What is asked |
From the entries below, copy every line that holds the word "deverá".

Exercise materials |
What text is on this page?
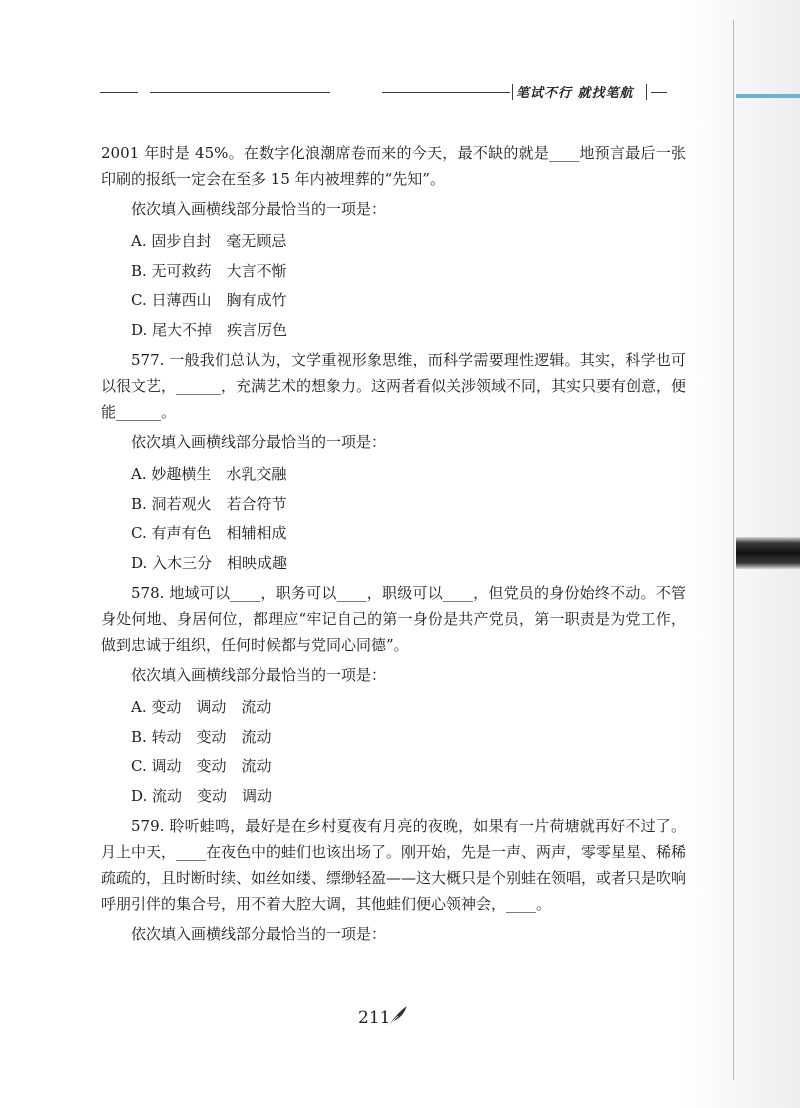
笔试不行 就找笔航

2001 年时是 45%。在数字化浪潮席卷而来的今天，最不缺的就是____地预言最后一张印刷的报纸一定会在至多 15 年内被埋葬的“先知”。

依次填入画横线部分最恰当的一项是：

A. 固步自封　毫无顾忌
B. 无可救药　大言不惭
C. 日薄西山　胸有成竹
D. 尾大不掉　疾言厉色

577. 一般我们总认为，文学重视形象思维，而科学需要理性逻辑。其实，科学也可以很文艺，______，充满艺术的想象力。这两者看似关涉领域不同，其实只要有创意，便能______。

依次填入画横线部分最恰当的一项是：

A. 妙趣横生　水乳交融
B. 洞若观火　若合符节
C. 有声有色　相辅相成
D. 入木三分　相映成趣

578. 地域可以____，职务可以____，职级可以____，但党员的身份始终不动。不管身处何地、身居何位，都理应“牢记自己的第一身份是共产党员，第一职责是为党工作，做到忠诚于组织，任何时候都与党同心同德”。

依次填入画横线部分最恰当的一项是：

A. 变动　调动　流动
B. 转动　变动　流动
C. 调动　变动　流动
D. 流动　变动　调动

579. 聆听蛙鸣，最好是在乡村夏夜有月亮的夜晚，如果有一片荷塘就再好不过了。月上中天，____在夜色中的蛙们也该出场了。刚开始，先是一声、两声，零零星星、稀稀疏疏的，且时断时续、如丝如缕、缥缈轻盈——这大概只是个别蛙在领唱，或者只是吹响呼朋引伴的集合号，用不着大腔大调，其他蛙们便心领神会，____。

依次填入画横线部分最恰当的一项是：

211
...
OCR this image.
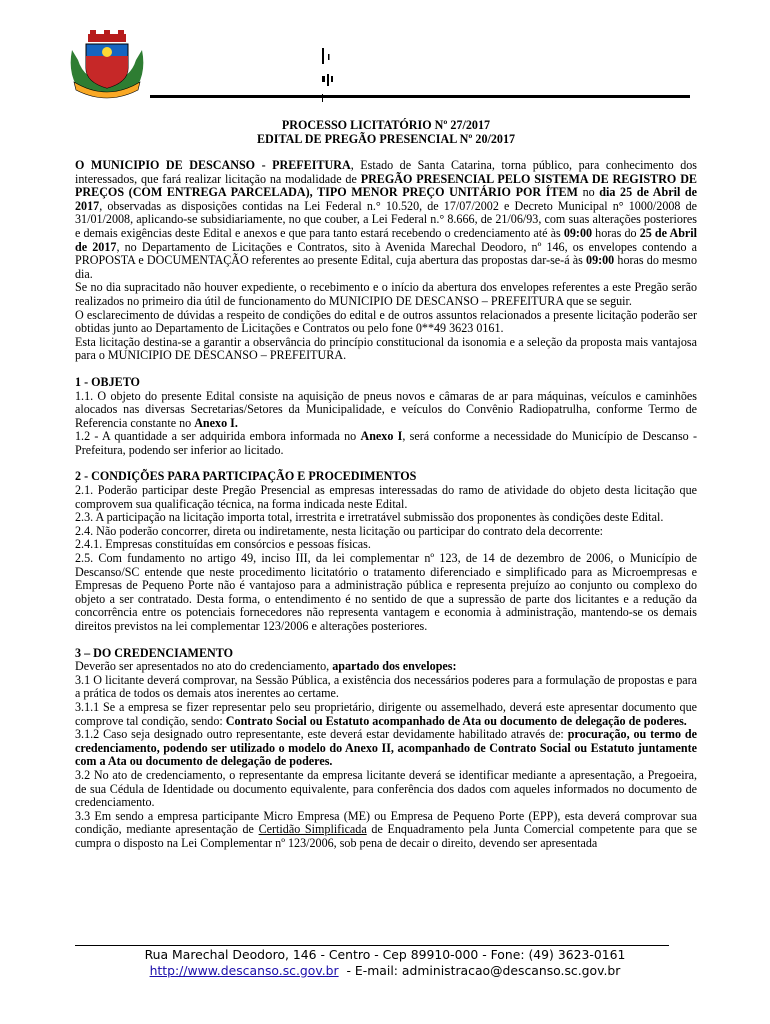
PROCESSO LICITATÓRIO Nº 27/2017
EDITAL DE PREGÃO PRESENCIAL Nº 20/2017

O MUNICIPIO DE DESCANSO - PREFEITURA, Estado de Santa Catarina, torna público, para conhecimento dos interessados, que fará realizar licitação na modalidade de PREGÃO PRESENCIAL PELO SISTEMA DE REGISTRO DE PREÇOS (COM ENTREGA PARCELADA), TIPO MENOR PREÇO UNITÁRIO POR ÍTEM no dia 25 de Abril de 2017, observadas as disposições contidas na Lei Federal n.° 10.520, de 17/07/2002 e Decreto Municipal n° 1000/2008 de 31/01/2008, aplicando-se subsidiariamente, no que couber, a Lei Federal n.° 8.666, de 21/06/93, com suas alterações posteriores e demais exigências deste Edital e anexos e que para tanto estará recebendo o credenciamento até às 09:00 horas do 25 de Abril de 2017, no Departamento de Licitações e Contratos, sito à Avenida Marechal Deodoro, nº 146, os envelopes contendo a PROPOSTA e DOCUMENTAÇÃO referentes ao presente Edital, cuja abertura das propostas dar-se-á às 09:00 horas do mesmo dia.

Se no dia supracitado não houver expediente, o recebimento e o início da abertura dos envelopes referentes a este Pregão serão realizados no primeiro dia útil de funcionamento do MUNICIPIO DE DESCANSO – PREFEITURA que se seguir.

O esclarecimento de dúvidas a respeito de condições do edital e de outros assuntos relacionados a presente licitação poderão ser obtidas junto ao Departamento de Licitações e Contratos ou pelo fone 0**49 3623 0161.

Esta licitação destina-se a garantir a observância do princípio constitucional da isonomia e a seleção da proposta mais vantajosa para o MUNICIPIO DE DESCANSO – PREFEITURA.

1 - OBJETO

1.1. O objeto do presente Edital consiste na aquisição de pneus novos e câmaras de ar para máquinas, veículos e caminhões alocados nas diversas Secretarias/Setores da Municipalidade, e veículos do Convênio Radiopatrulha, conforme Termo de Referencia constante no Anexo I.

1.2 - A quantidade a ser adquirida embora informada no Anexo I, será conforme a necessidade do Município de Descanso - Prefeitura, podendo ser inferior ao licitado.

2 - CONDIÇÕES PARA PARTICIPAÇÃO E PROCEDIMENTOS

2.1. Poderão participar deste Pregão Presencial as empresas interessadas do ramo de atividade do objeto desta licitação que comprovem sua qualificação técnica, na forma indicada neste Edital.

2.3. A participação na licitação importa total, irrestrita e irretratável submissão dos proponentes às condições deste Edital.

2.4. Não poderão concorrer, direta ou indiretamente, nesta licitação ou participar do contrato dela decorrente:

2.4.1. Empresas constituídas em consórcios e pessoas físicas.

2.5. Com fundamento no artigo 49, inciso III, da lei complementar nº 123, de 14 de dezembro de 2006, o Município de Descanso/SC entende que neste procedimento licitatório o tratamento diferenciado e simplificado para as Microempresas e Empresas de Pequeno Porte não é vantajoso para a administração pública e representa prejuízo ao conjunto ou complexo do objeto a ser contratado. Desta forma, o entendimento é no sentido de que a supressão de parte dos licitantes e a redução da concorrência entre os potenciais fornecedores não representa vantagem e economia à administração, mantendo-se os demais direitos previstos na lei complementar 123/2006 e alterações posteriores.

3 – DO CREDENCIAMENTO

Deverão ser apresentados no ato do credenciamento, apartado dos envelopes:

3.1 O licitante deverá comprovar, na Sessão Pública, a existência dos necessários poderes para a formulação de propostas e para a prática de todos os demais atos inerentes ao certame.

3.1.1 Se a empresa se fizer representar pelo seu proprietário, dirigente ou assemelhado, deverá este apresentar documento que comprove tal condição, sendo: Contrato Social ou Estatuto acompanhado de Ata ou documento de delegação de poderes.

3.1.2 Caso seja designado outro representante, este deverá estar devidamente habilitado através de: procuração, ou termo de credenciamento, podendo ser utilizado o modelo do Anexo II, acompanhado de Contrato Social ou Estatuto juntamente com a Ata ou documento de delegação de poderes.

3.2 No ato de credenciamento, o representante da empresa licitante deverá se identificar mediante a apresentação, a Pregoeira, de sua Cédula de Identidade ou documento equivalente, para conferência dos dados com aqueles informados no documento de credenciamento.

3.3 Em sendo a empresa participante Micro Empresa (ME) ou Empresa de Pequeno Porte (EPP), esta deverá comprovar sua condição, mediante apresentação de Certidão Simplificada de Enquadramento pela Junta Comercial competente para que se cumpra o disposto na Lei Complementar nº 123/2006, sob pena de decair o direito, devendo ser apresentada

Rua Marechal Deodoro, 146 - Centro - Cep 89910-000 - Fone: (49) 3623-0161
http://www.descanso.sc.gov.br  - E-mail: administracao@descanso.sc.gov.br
==
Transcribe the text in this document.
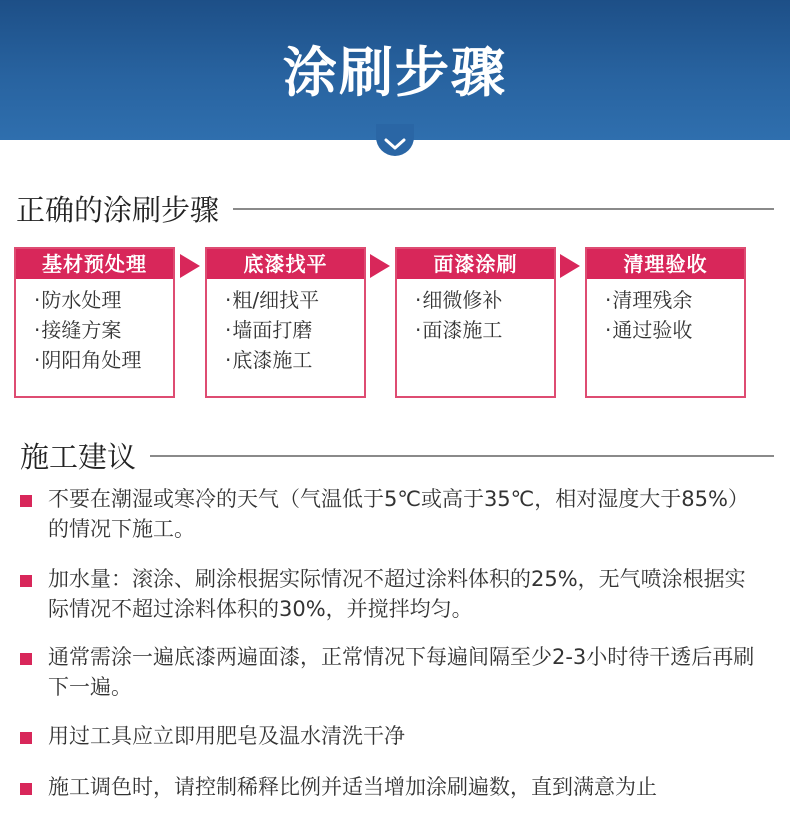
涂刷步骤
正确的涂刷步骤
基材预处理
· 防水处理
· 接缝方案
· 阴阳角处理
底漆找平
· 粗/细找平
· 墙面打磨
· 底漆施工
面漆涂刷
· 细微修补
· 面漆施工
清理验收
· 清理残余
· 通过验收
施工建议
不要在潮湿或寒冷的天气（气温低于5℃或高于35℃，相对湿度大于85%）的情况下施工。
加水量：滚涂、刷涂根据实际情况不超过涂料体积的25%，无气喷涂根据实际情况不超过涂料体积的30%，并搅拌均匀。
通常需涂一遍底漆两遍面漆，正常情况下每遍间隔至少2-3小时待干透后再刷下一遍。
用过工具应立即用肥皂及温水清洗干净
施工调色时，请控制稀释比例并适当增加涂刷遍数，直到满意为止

Solution to the problem |
3.1 O licitante deverá comprovar, na Sessão Pública, a existência dos necessários poderes para a formulação de propostas e para a prática de todos os demais atos inerentes ao certame.
3.1.1 Se a empresa se fizer representar pelo seu proprietário, dirigente ou assemelhado, deverá este apresentar documento que comprove tal condição, sendo: Contrato Social ou Estatuto acompanhado de Ata ou documento de delegação de poderes.
3.1.2 Caso seja designado outro representante, este deverá estar devidamente habilitado através de: procuração, ou termo de credenciamento, podendo ser utilizado o modelo do Anexo II, acompanhado de Contrato Social ou Estatuto juntamente com a Ata ou documento de delegação de poderes.
3.2 No ato de credenciamento, o representante da empresa licitante deverá se identificar mediante a apresentação, a Pregoeira, de sua Cédula de Identidade ou documento equivalente, para conferência dos dados com aqueles informados no documento de credenciamento.
3.3 Em sendo a empresa participante Micro Empresa (ME) ou Empresa de Pequeno Porte (EPP), esta deverá comprovar sua condição, mediante apresentação de Certidão Simplificada de Enquadramento pela Junta Comercial competente para que se cumpra o disposto na Lei Complementar nº 123/2006, sob pena de decair o direito, devendo ser apresentada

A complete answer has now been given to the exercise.